What you will do:
Take every line that has the string "Maumere" and copy it out.

Working data:

++++

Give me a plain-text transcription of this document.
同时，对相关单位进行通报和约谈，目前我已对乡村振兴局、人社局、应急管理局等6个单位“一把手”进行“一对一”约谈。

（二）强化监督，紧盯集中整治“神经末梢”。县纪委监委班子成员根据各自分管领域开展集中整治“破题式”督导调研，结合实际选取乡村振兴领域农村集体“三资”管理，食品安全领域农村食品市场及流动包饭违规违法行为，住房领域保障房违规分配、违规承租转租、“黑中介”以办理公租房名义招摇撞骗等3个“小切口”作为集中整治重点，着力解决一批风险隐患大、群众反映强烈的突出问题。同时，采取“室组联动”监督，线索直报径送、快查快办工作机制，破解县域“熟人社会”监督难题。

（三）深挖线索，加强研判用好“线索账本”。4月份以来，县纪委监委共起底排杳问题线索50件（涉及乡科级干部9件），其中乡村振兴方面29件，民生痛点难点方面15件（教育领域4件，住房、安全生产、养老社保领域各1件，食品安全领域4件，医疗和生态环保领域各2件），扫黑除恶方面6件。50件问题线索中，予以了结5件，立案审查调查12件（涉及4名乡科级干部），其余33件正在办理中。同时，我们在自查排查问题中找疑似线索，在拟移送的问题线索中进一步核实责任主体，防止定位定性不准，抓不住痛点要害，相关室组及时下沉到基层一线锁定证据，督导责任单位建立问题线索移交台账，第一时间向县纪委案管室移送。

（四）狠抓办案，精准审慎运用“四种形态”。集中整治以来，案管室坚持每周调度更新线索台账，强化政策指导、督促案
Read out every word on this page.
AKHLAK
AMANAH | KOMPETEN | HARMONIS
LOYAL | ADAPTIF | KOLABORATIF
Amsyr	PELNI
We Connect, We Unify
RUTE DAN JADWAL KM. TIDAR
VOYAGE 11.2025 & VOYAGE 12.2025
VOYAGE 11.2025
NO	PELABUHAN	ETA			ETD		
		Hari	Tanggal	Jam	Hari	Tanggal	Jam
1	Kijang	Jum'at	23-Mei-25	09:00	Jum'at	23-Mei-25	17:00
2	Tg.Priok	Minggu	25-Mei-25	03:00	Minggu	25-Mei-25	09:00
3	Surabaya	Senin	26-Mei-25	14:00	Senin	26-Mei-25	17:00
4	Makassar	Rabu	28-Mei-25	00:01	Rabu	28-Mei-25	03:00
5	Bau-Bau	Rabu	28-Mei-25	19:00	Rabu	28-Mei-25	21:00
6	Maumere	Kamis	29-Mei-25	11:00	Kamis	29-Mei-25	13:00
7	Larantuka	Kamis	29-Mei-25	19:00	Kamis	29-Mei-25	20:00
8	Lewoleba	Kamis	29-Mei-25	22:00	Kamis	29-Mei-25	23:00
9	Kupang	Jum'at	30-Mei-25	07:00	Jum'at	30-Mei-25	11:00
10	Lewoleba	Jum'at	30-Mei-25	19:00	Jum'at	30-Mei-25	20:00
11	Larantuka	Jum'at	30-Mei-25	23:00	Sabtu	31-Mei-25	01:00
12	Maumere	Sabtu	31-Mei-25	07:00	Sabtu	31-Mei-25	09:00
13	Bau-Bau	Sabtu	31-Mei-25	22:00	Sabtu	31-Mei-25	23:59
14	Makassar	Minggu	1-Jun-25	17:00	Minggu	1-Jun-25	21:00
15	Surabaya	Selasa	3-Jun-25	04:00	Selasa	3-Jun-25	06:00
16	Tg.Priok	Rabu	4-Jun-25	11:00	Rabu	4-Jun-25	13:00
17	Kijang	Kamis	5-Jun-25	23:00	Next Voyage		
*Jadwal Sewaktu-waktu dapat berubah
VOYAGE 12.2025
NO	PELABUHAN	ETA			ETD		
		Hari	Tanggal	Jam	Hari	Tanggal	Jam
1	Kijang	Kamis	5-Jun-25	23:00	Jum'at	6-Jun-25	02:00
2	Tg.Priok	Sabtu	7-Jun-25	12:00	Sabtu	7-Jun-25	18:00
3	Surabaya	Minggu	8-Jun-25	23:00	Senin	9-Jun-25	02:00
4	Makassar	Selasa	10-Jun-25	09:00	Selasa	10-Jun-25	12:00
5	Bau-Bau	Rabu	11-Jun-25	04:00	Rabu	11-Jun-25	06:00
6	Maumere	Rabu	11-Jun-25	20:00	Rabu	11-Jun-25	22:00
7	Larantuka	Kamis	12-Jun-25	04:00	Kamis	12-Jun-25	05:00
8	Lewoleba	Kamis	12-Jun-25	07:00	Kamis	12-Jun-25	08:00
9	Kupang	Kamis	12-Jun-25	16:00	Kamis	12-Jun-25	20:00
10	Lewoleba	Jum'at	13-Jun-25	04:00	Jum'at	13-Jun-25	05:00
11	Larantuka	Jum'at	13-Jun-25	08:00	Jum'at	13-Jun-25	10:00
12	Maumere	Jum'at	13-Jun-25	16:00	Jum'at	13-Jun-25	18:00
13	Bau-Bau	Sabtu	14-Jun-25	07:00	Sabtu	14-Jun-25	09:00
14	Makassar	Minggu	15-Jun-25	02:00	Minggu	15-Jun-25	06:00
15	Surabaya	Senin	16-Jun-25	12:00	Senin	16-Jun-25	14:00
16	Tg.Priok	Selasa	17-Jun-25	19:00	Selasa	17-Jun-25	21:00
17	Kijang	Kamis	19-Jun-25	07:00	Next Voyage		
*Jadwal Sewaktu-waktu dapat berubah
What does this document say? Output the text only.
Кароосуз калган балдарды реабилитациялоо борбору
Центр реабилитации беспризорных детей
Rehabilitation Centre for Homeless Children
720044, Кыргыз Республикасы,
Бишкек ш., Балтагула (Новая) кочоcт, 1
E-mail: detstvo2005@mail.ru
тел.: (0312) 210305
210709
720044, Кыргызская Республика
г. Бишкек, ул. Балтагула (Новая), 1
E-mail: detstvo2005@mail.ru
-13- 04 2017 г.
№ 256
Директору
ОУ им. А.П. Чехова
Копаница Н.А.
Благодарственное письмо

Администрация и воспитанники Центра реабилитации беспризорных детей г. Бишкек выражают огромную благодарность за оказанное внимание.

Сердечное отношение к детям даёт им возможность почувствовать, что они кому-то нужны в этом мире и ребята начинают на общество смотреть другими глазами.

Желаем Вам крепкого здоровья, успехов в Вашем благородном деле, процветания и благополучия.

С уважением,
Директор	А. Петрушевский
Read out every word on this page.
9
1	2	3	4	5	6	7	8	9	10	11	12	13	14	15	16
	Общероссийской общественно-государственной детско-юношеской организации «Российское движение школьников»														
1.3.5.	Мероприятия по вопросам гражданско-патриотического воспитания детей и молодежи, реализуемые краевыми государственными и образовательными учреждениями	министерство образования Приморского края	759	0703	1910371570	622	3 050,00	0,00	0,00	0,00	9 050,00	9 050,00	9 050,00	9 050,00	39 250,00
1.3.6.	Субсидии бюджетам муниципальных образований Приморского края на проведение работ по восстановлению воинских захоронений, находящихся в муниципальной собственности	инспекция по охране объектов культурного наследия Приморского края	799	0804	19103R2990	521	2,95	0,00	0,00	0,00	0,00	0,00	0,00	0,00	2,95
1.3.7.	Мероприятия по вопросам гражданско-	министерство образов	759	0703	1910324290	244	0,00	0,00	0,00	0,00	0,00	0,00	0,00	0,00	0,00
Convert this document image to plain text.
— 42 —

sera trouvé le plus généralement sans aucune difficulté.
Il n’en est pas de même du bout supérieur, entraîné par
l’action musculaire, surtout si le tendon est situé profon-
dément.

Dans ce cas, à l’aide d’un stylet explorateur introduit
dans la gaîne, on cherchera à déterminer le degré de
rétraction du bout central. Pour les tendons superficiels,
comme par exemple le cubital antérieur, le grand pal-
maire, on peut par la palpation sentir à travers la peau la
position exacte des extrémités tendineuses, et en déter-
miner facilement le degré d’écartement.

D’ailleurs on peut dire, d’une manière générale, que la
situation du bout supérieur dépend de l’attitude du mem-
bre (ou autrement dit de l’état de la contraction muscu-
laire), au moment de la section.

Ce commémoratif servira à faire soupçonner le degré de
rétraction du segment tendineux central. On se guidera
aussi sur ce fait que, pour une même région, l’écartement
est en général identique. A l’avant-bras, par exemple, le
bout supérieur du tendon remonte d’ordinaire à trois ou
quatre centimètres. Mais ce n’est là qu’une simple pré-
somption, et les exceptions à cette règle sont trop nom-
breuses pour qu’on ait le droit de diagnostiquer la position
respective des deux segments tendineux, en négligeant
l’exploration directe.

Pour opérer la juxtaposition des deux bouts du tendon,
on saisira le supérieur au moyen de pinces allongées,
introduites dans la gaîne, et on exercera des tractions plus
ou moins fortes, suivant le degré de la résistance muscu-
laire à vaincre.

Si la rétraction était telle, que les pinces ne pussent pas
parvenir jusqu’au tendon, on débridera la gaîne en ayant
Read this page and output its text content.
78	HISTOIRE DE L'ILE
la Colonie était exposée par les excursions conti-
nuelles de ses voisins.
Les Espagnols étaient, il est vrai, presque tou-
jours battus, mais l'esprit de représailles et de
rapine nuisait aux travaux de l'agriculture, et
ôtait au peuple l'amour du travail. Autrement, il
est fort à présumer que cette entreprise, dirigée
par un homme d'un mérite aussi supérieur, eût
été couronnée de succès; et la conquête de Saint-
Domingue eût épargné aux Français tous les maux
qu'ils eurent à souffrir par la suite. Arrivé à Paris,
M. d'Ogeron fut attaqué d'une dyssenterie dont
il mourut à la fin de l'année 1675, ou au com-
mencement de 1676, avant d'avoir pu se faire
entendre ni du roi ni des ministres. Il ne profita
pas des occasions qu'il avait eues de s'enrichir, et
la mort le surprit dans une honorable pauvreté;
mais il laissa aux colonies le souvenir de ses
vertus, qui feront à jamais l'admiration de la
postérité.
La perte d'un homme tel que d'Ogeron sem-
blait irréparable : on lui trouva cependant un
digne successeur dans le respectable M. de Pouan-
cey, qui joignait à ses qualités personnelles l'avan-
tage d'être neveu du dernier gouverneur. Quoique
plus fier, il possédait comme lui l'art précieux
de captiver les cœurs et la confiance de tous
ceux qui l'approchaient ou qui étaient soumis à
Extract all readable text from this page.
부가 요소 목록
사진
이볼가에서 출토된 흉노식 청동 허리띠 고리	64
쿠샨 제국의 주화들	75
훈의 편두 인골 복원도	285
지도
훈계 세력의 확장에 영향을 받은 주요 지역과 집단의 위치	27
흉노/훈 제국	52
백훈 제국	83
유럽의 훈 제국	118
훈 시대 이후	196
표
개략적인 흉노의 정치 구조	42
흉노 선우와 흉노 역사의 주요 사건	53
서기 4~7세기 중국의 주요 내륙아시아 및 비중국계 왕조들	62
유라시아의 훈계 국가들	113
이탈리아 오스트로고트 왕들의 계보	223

++++

Exercise solution:
6	Maumere	Kamis	29-Mei-25	11:00	Kamis	29-Mei-25	13:00
12	Maumere	Sabtu	31-Mei-25	07:00	Sabtu	31-Mei-25	09:00
6	Maumere	Rabu	11-Jun-25	20:00	Rabu	11-Jun-25	22:00
12	Maumere	Jum'at	13-Jun-25	16:00	Jum'at	13-Jun-25	18:00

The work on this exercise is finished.